### Challenge
For each line of the data below that holds "handledning", copy the line.

Entries taken from a collection

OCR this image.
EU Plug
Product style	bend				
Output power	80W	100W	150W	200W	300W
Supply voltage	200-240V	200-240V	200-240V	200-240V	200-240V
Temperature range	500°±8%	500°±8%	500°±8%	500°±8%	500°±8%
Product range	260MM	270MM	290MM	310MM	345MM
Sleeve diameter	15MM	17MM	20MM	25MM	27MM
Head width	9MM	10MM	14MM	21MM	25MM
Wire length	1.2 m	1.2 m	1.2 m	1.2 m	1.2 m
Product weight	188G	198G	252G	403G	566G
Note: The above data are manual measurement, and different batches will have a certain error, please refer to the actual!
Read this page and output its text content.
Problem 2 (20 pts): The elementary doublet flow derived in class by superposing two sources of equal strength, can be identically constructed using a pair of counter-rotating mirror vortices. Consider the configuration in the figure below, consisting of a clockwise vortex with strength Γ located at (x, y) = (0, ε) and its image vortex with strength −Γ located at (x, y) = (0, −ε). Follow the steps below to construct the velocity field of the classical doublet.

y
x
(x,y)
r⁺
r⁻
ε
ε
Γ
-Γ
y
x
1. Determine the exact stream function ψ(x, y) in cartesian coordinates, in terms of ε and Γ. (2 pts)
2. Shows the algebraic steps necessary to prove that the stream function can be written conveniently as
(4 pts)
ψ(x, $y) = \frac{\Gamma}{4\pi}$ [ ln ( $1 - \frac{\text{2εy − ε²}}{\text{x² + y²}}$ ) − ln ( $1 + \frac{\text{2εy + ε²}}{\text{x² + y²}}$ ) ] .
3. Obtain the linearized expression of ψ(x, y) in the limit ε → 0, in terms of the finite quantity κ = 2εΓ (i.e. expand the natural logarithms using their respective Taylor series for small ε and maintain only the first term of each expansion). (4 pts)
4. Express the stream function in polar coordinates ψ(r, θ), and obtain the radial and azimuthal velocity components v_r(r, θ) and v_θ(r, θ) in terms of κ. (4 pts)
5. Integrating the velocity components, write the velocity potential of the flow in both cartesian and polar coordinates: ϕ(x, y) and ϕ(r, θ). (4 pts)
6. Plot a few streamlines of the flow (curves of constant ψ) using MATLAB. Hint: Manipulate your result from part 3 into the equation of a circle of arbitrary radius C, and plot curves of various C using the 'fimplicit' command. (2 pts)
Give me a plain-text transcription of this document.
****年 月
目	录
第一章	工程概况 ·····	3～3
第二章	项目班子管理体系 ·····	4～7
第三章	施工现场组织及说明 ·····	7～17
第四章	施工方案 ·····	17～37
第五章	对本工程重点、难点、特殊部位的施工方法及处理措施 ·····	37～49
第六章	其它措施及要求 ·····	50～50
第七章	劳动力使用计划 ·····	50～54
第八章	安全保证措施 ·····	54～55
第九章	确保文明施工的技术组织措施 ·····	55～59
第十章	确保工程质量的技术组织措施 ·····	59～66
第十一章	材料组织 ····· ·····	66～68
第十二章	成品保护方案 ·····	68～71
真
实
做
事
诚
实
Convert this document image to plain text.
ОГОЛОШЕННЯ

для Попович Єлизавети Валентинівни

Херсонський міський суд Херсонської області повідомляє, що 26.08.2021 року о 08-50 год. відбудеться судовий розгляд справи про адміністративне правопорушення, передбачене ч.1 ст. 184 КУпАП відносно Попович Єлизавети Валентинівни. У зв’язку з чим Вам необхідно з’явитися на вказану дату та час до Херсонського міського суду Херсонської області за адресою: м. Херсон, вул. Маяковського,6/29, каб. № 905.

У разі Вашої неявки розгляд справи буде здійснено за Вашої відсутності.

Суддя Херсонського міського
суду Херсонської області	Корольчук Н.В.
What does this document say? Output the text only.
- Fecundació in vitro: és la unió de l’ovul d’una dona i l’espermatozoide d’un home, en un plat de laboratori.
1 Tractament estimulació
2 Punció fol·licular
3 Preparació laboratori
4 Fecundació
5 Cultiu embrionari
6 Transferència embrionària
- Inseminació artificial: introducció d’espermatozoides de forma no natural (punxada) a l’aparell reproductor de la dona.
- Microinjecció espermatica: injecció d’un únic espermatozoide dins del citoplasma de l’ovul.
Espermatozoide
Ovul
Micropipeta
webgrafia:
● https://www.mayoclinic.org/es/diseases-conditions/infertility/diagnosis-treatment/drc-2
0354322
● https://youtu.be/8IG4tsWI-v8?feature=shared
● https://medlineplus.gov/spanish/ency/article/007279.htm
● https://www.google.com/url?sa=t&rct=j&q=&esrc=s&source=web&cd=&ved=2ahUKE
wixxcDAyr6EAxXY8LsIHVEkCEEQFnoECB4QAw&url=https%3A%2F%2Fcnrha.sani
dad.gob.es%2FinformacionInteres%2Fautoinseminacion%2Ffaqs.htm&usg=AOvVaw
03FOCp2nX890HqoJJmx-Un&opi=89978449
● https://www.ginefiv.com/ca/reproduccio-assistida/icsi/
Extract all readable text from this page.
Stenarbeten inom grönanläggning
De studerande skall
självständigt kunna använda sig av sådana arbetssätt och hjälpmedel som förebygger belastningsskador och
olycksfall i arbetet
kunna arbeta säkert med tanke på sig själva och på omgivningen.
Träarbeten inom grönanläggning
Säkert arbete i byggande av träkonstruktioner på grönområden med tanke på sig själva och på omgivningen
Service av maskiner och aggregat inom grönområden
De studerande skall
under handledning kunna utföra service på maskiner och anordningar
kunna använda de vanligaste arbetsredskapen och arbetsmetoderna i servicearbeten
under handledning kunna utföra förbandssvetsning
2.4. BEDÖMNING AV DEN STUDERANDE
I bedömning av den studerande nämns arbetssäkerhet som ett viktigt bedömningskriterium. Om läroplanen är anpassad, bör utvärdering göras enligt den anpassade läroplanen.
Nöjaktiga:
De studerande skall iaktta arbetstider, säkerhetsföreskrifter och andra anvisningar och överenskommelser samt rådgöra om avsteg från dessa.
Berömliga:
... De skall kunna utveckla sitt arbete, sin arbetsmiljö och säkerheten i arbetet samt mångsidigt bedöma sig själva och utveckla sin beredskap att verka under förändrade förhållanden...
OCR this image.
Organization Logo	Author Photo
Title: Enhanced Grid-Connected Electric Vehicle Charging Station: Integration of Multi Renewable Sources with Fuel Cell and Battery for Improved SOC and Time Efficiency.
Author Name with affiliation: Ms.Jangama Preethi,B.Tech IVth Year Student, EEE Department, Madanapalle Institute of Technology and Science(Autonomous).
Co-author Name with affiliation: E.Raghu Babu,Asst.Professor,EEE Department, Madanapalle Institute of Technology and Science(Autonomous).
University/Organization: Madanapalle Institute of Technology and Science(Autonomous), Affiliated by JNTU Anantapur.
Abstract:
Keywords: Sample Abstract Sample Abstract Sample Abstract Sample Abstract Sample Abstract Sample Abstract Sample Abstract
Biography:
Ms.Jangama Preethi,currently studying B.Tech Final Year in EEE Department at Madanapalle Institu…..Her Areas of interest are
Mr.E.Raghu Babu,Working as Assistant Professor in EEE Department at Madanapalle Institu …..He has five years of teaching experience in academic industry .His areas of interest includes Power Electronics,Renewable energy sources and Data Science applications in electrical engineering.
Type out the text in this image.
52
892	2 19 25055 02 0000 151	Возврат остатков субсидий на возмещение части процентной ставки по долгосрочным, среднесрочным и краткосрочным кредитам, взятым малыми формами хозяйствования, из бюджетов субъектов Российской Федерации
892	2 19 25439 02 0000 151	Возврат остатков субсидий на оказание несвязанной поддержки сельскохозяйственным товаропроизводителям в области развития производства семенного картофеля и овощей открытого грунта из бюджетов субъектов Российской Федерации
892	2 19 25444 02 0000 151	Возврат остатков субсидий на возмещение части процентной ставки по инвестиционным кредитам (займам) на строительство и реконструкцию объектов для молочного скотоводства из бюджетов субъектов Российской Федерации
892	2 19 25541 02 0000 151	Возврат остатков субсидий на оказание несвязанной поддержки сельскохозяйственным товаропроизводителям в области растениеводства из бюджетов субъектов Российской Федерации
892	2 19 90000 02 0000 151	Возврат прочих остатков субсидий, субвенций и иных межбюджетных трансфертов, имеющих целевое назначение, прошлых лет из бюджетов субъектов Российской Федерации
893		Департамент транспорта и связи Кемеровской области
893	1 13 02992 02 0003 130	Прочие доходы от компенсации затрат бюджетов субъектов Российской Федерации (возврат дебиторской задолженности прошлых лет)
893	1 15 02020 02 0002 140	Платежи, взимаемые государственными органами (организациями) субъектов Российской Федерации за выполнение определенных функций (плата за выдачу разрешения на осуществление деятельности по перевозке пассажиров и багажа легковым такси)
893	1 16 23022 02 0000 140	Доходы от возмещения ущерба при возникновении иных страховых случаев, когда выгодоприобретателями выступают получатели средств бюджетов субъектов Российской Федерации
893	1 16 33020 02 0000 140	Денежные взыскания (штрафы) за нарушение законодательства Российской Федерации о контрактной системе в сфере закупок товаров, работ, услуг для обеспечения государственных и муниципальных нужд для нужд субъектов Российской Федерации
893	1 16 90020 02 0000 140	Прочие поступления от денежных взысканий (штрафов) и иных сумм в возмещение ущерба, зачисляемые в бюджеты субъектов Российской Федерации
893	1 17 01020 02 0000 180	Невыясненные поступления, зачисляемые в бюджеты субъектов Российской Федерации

### Output for this task
under handledning kunna utföra service på maskiner och anordningar
under handledning kunna utföra förbandssvetsning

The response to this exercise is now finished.